Jilka v. National Mutual Casualty Co.

106 P.2d 665, 152 Kan. 537, 1940 Kan. LEXIS 17
CourtSupreme Court of Kansas
DecidedNovember 9, 1940
DocketNos. 34,838 and 34,839
StatusPublished
Cited by17 cases

This text of 106 P.2d 665 (Jilka v. National Mutual Casualty Co.) is published on Counsel Stack Legal Research, covering Supreme Court of Kansas primary law. Counsel Stack provides free access to over 12 million legal documents including statutes, case law, regulations, and constitutions.

Bluebook
Jilka v. National Mutual Casualty Co., 106 P.2d 665, 152 Kan. 537, 1940 Kan. LEXIS 17 (kan 1940).

Opinion

The opinion of the court was delivered by

Allen, J.:

The plaintiffs, Rudolph R. Jilka and Josephine Jilka, his wife, brought separate actions against the defendant insurance carrier for personal injuries and property damage received in a rear-end automobile-truck collision. The cases were consolidated for trial, and judgment was entered for plaintiffs. Defendant appeals.

[538]*538The defendant company carried the liability insurance on the Melton & Enright truck which was being operated under a contract carriers’ permit.

The collision occurred about noon August 9, 1938, on highway No. 40, west of Walker. At this point the road is a black-top, twenty-two feet wide, with shoulders on each side between six and seven feet wide. At the time stated, the truck of Melton & Enright was being driven west on this highway, and a short distance west of Walker ran into a dust storm. The wind was blowing from the south and the dust area was a little more than a quarter of a mile wide. Shortly after entering the dust-storm area the truck became disabled. As stated by the driver: “My motor began going bad. It acted like it ran out of gas. ... I had a very short warning it was going to stop. I had enough warning to pull over on the shoulder, but I didn’t have up any speed. I imagine the shoulder was hard. The truck wouldn’t roll along enough to get on the shoulder after the motor .quit. It just missed a few times and then it quit.” A highway patrolman testified that the right wheels of the truck were about two feet south of the north edge of the black-top.

The witness, Sellman, driver of the truck, testified:

“The motor stalled after we had entered the dust storm a short ways. The first thing I tried to do was start the motor. I tried the starter and turned the other fuel tank on and it still wouldn’t start. I turned on my lights as I entered the storm, and they were turned on at all times front and back. The traffic went along by there before the accident. I don’t know just how many before I got out of the truck. I do not know who they were. After I couldn’t start my truck I took my flags and started to place them. I went to the rear first on the run, and I went fifty steps, and stepped approximately three feet. It would probably be more than that when I am running. I put one to the rear of the truck just on the very edge of the oil mat, and then a truck came along and I jumped on their running board and asked them to pull me out of the dirt. The man on the other truck asked me to watch the traffic while he pulled out around my truck. He backed up and we hooked the chain on our truck and on his'truck and he pulled ahead and the chain came unfastened from his truck. After I put out the flag back of the truck I went on west and put up another flag. After the chain came unfastened and we were backing up again we heard a noise; I imagine it was the tires sliding on the oil and we got out from between the two trucks for fear we might get crushed. . . .”

--------------------------------------------------

## DIRECTIONS FOR THIS TASK
Reproduce the court opinion verbatim, starting with "[538]*538The defendant company" and going on through "contract carriers’ permit.". The lines that come next have nothing to do with this.

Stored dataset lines

--------------------------------------------------

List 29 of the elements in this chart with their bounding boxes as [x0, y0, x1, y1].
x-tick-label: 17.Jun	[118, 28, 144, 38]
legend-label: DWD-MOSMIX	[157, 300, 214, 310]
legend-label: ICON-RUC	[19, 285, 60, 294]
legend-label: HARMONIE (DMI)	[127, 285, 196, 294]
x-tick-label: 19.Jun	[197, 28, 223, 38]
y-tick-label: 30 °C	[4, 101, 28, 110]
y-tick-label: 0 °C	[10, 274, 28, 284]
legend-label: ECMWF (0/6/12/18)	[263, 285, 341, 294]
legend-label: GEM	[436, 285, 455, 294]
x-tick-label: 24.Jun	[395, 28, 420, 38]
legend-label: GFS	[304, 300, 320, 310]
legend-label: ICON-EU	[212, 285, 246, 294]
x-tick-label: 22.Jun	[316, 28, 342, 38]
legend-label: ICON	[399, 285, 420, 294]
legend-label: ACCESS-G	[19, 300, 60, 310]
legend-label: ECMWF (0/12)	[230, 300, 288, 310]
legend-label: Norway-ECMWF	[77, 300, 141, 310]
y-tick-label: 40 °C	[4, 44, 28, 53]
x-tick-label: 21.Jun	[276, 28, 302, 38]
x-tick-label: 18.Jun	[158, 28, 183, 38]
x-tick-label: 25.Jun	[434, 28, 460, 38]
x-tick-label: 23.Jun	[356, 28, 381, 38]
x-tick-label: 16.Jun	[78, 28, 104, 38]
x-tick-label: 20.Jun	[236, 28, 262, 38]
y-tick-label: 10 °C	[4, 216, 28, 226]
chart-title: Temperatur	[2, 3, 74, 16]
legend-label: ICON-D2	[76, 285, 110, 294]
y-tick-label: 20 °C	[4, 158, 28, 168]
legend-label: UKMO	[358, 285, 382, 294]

--------------------------------------------------

## RESULT
[538]*538The defendant company carried the liability insurance on the Melton & Enright truck which was being operated under a contract carriers’ permit.